PROBLEM
Go through the material and tally the lines containing the string "Change". Give the total alone.

□ □ □ □

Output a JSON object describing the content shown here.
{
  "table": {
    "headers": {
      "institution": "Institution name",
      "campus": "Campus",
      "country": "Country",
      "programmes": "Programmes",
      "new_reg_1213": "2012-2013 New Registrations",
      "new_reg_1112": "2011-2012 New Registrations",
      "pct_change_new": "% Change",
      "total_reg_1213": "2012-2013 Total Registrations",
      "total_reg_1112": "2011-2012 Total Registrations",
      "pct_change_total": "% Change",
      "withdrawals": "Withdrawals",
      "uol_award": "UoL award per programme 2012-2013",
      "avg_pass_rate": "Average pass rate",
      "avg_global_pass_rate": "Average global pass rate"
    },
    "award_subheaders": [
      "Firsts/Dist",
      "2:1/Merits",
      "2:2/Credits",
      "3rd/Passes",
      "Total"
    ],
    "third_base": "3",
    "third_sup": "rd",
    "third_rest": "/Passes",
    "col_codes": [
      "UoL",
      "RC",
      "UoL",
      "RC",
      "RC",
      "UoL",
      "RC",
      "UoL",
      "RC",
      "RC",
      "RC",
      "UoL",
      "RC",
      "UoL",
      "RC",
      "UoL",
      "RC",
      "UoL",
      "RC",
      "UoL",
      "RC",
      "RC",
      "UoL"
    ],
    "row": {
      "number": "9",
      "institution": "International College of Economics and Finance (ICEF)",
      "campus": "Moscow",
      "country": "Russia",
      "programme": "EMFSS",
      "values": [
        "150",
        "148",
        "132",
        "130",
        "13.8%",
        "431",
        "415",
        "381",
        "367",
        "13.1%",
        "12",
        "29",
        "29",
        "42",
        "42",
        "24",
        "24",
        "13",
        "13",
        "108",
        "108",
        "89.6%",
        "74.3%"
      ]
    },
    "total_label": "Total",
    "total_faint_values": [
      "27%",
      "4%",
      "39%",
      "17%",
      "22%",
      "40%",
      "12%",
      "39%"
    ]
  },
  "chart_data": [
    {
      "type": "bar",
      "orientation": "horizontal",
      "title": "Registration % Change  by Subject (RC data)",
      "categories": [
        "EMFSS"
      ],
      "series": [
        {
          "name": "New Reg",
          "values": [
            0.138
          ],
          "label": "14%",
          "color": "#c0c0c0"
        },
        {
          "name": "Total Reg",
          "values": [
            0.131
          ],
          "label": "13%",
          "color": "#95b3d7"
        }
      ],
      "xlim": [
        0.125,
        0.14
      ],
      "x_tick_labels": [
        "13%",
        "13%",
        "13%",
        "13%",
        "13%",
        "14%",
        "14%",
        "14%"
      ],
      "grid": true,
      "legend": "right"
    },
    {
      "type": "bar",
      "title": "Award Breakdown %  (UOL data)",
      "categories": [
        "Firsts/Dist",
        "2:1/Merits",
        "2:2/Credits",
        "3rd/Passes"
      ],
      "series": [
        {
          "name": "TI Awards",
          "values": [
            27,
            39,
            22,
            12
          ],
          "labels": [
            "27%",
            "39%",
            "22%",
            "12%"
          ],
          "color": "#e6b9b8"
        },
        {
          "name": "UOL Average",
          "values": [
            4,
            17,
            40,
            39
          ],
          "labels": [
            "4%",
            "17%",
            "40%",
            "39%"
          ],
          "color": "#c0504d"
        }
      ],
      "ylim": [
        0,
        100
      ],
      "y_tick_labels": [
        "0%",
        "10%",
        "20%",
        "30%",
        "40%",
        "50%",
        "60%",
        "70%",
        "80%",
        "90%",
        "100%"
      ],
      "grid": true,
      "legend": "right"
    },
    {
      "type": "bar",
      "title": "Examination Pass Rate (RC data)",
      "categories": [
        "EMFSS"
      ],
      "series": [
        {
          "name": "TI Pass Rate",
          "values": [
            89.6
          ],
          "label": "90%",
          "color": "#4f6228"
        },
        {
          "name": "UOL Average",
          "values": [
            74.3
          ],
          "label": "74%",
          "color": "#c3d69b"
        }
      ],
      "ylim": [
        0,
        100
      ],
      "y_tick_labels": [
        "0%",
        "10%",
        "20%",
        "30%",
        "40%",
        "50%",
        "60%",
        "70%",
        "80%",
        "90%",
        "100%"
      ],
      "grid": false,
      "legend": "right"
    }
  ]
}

□ □ □ □

EXERCISE RESPONSE
3